__REQUIRED WORK__.
Tally the lines that hold the string "liquide", and reply with the count alone.

** Start **

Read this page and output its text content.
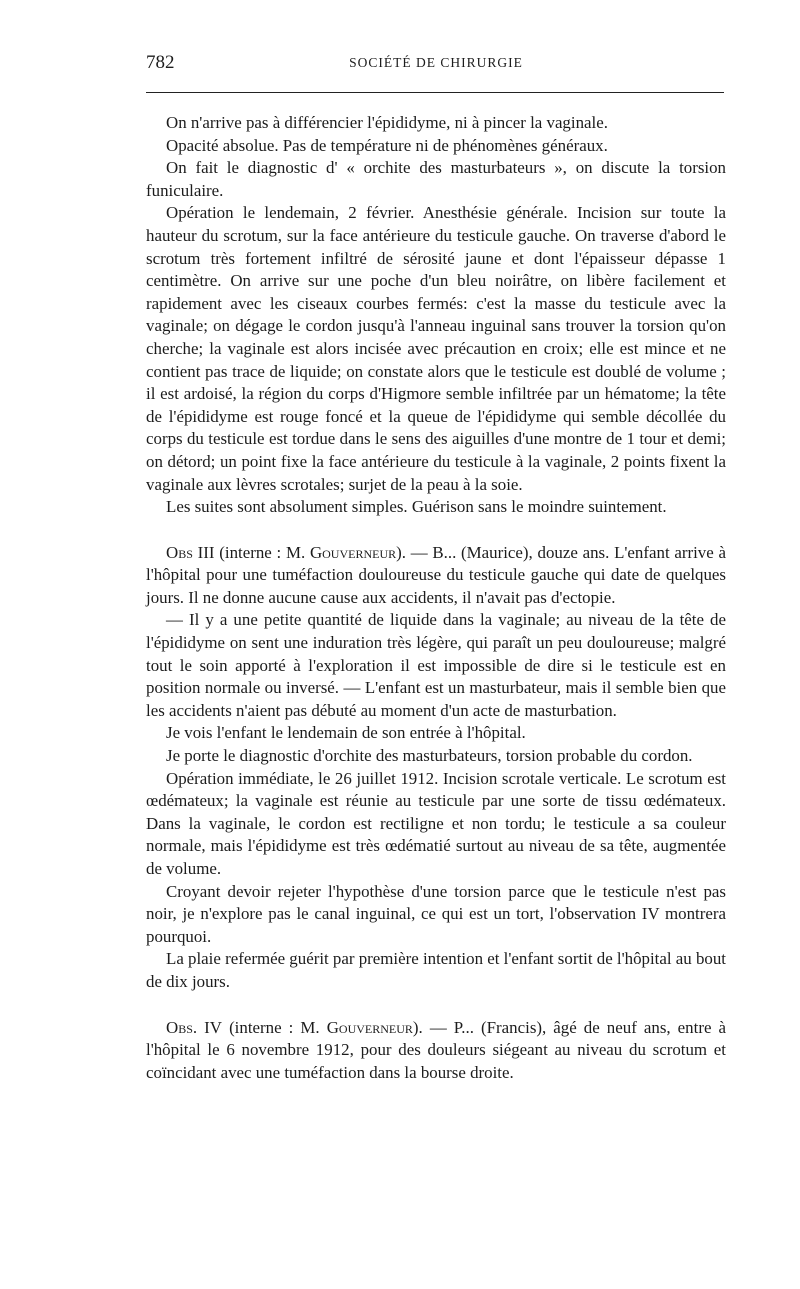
782	SOCIÉTÉ DE CHIRURGIE

On n'arrive pas à différencier l'épididyme, ni à pincer la vaginale.

Opacité absolue. Pas de température ni de phénomènes généraux.

On fait le diagnostic d' « orchite des masturbateurs », on discute la torsion funiculaire.

Opération le lendemain, 2 février. Anesthésie générale. Incision sur toute la hauteur du scrotum, sur la face antérieure du testicule gauche. On traverse d'abord le scrotum très fortement infiltré de sérosité jaune et dont l'épaisseur dépasse 1 centimètre. On arrive sur une poche d'un bleu noirâtre, on libère facilement et rapidement avec les ciseaux courbes fermés: c'est la masse du testicule avec la vaginale; on dégage le cordon jusqu'à l'anneau inguinal sans trouver la torsion qu'on cherche; la vaginale est alors incisée avec précaution en croix; elle est mince et ne contient pas trace de liquide; on constate alors que le testicule est doublé de volume ; il est ardoisé, la région du corps d'Higmore semble infiltrée par un hématome; la tête de l'épididyme est rouge foncé et la queue de l'épididyme qui semble décollée du corps du testicule est tordue dans le sens des aiguilles d'une montre de 1 tour et demi; on détord; un point fixe la face antérieure du testicule à la vaginale, 2 points fixent la vaginale aux lèvres scrotales; surjet de la peau à la soie.

Les suites sont absolument simples. Guérison sans le moindre suintement.

Obs III (interne : M. Gouverneur). — B... (Maurice), douze ans. L'enfant arrive à l'hôpital pour une tuméfaction douloureuse du testicule gauche qui date de quelques jours. Il ne donne aucune cause aux accidents, il n'avait pas d'ectopie.

— Il y a une petite quantité de liquide dans la vaginale; au niveau de la tête de l'épididyme on sent une induration très légère, qui paraît un peu douloureuse; malgré tout le soin apporté à l'exploration il est impossible de dire si le testicule est en position normale ou inversé. — L'enfant est un masturbateur, mais il semble bien que les accidents n'aient pas débuté au moment d'un acte de masturbation.

Je vois l'enfant le lendemain de son entrée à l'hôpital.

Je porte le diagnostic d'orchite des masturbateurs, torsion probable du cordon.

Opération immédiate, le 26 juillet 1912. Incision scrotale verticale. Le scrotum est œdémateux; la vaginale est réunie au testicule par une sorte de tissu œdémateux. Dans la vaginale, le cordon est rectiligne et non tordu; le testicule a sa couleur normale, mais l'épididyme est très œdématié surtout au niveau de sa tête, augmentée de volume.

Croyant devoir rejeter l'hypothèse d'une torsion parce que le testicule n'est pas noir, je n'explore pas le canal inguinal, ce qui est un tort, l'observation IV montrera pourquoi.

La plaie refermée guérit par première intention et l'enfant sortit de l'hôpital au bout de dix jours.

Obs. IV (interne : M. Gouverneur). — P... (Francis), âgé de neuf ans, entre à l'hôpital le 6 novembre 1912, pour des douleurs siégeant au niveau du scrotum et coïncidant avec une tuméfaction dans la bourse droite.
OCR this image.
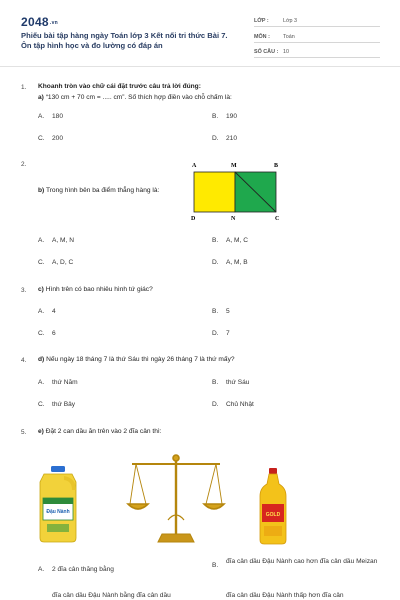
2048.vn
Phiếu bài tập hàng ngày Toán lớp 3 Kết nối tri thức Bài 7.
Ôn tập hình học và đo lường có đáp án
LỚP :	Lớp 3
MÔN : Toán
SỐ CÂU : 10
1. Khoanh tròn vào chữ cái đặt trước câu trả lời đúng:
a) “130 cm + 70 cm = ..... cm”. Số thích hợp điền vào chỗ chấm là:
A. 180	B. 190
C. 200	D. 210
2.
b) Trong hình bên ba điểm thẳng hàng là:
A	M	B
D	N	C
A. A, M, N	B. A, M, C
C. A, D, C	D. A, M, B
3. c) Hình trên có bao nhiêu hình tứ giác?
A. 4	B. 5
C. 6	D. 7
4. d) Nếu ngày 18 tháng 7 là thứ Sáu thì ngày 26 tháng 7 là thứ mấy?
A. thứ Năm	B. thứ Sáu
C. thứ Bảy	D. Chủ Nhật
5. e) Đặt 2 can dầu ăn trên vào 2 đĩa cân thì:
Đậu Nành	GOLD
A. 2 đĩa cân thăng bằng
B.
đĩa cân dầu Đậu Nành cao hơn đĩa cân dầu Meizan
đĩa cân dầu Đậu Nành bằng đĩa cân dầu	đĩa cân dầu Đậu Nành thấp hơn đĩa cân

** End **

__RIGHT ANSWER__.
2